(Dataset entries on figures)
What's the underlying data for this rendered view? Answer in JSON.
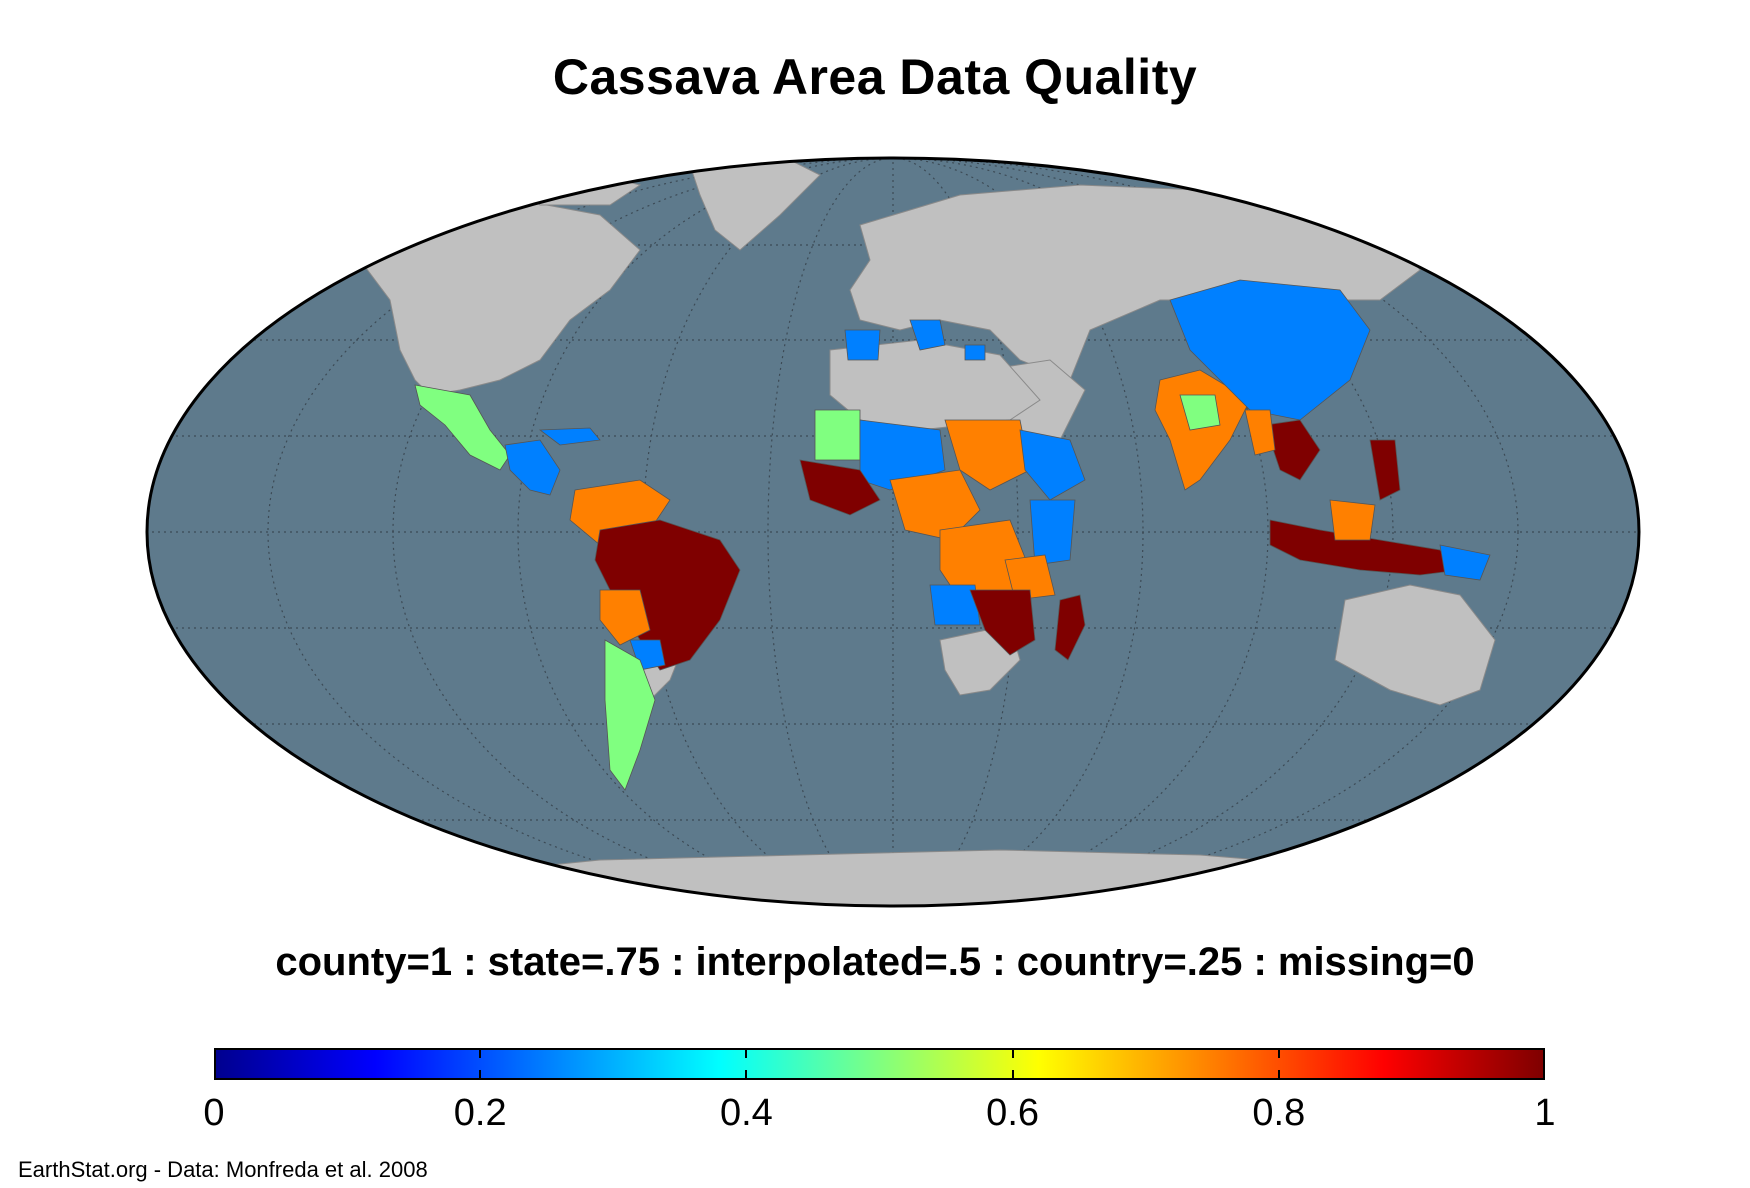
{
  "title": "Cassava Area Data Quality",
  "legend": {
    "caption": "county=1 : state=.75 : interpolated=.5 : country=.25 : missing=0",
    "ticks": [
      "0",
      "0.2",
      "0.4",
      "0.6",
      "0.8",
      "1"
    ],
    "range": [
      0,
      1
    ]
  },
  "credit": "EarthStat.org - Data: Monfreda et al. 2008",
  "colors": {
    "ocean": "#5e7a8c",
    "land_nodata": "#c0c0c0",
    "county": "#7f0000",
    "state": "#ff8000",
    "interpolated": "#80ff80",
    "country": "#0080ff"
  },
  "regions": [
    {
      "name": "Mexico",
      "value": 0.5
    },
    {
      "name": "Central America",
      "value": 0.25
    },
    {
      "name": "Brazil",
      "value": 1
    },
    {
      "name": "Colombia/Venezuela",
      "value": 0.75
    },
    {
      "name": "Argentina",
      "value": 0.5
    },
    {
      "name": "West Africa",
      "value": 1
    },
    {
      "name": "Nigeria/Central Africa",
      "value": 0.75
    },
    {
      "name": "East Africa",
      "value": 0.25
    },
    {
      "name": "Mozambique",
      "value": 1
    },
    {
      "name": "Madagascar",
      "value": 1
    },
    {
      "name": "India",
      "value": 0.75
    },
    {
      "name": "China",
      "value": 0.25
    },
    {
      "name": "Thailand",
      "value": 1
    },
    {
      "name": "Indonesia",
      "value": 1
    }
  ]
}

---

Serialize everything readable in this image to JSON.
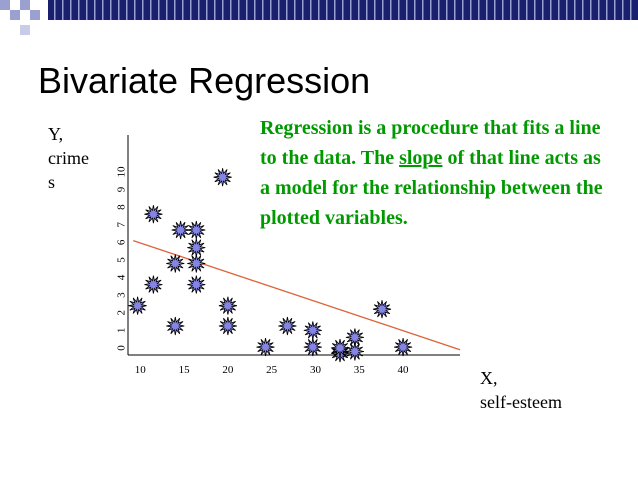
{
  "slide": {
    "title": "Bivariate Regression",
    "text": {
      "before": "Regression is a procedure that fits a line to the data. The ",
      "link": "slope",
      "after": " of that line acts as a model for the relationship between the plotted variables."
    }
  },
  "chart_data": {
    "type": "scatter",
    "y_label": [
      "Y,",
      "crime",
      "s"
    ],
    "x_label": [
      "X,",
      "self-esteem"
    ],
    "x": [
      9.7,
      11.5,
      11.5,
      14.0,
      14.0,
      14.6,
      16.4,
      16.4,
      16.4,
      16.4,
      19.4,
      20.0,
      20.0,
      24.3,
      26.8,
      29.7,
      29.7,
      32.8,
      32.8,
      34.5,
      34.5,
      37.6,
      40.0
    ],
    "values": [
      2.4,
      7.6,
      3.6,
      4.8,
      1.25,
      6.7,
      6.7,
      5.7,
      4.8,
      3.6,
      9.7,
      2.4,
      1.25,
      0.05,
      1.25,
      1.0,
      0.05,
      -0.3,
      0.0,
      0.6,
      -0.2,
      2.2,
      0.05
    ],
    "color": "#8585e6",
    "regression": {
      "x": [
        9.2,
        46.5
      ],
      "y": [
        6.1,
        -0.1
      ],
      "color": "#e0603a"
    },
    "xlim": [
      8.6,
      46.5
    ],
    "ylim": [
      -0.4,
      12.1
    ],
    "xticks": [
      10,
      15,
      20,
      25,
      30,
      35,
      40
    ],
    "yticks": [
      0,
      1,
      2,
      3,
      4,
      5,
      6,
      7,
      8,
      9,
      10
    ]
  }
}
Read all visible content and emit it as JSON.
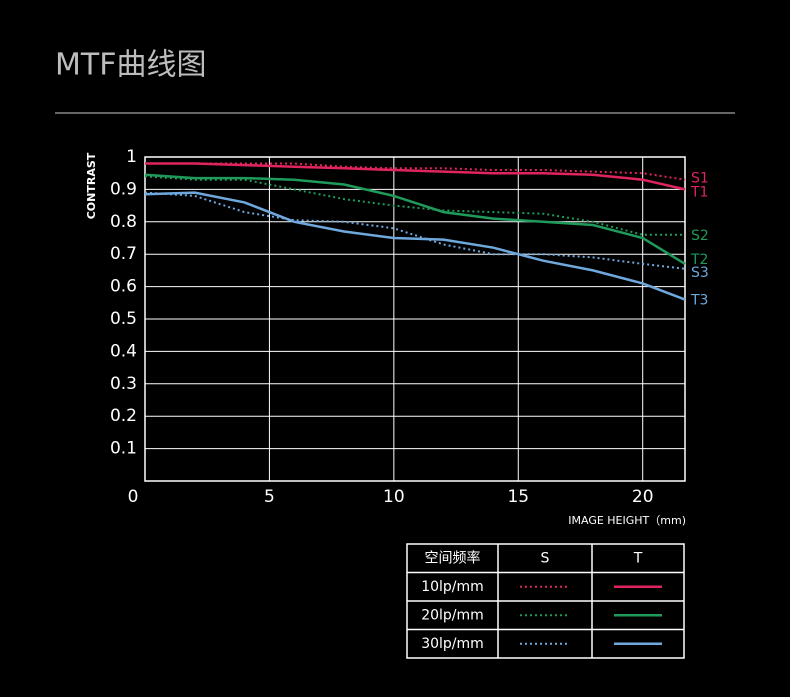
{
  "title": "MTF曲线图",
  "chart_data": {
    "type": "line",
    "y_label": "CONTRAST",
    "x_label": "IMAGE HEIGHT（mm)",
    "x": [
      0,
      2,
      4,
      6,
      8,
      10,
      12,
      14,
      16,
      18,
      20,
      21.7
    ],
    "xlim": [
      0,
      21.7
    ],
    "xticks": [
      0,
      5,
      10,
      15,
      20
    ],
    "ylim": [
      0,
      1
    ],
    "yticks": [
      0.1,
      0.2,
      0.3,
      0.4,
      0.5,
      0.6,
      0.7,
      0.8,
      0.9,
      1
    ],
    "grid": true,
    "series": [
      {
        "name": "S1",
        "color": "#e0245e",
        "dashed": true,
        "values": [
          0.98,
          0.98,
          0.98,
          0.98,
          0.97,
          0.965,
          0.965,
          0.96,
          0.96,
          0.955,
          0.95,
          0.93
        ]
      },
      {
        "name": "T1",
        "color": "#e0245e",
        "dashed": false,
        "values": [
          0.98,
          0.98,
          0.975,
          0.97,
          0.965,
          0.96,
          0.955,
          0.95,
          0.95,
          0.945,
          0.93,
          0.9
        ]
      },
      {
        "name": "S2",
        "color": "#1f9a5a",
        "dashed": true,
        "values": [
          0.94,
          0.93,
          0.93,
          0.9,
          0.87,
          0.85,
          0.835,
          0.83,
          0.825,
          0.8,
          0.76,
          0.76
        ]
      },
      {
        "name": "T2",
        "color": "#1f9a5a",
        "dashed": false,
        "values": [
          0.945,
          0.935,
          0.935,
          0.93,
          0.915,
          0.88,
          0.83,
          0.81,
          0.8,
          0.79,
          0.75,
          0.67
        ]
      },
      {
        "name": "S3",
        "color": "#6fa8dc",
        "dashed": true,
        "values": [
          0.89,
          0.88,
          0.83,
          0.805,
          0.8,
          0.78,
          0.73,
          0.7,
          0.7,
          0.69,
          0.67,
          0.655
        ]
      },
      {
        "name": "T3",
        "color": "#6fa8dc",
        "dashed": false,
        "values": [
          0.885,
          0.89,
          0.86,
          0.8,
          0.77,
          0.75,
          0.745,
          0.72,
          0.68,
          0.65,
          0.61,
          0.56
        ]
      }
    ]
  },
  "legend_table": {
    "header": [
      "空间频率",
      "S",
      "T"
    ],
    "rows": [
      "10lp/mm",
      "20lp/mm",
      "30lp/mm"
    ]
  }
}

--

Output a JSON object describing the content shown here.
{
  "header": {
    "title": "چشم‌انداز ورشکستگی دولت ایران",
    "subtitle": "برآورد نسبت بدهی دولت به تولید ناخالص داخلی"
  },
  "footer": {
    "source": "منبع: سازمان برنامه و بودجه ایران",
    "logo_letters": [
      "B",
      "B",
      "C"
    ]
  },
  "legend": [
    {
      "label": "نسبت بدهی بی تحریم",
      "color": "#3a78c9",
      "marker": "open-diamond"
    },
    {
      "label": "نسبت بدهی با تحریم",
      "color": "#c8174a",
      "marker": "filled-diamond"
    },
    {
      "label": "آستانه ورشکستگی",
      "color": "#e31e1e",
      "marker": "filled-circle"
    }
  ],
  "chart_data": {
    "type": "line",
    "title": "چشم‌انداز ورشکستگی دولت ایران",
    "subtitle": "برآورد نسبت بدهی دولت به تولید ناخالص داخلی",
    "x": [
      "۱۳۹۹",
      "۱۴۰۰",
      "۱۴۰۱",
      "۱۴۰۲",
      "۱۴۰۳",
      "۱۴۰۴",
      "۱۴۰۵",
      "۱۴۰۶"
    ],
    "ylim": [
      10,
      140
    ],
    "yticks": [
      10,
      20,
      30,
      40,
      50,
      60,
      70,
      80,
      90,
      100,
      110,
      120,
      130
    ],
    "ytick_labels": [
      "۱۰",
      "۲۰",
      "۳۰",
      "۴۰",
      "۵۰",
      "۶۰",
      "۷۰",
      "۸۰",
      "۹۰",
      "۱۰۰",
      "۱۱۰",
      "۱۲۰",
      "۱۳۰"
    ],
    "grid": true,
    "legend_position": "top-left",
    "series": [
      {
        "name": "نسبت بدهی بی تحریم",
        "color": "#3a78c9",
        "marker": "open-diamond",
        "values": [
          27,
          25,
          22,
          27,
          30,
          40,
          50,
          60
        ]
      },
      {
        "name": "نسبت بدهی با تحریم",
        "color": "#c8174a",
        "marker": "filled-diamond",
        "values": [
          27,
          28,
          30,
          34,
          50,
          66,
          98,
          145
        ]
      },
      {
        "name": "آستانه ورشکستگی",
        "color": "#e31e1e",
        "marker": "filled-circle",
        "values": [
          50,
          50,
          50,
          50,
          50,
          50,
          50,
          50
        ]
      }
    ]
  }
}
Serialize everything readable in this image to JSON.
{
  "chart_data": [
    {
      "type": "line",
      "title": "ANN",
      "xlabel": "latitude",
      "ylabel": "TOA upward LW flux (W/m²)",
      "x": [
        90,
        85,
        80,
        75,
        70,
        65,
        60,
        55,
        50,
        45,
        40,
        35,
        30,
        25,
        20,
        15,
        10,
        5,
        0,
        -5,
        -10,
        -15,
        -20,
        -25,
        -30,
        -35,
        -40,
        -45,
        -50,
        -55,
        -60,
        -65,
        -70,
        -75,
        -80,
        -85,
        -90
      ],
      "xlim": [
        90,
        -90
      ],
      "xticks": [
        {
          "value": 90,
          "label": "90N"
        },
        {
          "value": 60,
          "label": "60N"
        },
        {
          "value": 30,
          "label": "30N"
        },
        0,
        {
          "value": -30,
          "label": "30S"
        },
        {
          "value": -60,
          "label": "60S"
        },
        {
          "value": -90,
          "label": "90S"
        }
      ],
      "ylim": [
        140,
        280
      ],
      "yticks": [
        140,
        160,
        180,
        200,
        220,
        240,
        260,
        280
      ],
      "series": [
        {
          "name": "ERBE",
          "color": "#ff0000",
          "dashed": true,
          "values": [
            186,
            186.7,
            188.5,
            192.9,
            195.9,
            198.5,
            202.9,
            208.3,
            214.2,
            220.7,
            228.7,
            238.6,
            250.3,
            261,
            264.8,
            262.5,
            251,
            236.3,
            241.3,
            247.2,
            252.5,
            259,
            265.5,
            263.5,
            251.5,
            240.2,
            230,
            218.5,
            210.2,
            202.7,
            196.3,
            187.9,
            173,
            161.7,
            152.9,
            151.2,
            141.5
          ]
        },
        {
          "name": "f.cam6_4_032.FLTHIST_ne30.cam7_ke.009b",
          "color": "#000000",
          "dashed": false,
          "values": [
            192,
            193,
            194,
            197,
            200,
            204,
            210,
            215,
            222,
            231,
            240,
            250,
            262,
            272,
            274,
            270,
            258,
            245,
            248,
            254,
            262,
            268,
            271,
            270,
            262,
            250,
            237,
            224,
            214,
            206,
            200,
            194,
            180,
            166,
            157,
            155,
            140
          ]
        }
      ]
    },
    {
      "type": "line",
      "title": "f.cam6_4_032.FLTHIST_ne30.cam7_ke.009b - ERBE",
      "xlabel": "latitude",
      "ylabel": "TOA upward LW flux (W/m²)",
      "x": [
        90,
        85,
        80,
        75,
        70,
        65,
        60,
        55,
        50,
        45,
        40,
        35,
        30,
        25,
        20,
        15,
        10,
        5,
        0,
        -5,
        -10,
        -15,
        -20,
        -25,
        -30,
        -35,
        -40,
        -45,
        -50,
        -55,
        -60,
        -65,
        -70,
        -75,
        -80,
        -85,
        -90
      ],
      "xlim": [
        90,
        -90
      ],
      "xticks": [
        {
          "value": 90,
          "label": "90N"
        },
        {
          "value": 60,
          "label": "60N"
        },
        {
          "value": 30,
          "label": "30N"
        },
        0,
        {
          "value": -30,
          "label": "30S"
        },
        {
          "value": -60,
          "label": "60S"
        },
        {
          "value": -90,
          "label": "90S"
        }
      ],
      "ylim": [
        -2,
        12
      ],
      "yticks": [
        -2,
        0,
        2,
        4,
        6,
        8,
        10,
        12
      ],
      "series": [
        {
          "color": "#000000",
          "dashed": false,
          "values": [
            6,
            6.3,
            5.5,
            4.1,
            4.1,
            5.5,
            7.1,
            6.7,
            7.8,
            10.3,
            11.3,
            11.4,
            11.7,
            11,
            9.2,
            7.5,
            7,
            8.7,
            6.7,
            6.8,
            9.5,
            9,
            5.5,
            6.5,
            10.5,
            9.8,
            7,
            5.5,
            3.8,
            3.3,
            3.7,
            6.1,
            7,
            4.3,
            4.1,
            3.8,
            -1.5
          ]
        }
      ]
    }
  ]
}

▶ [SET EXERCISE]:
List every line in the records above that contains the word "diamond".

▶ [EXERCISE OUTPUT]:
      "marker": "open-diamond"
      "marker": "filled-diamond"
        "marker": "open-diamond",
        "marker": "filled-diamond",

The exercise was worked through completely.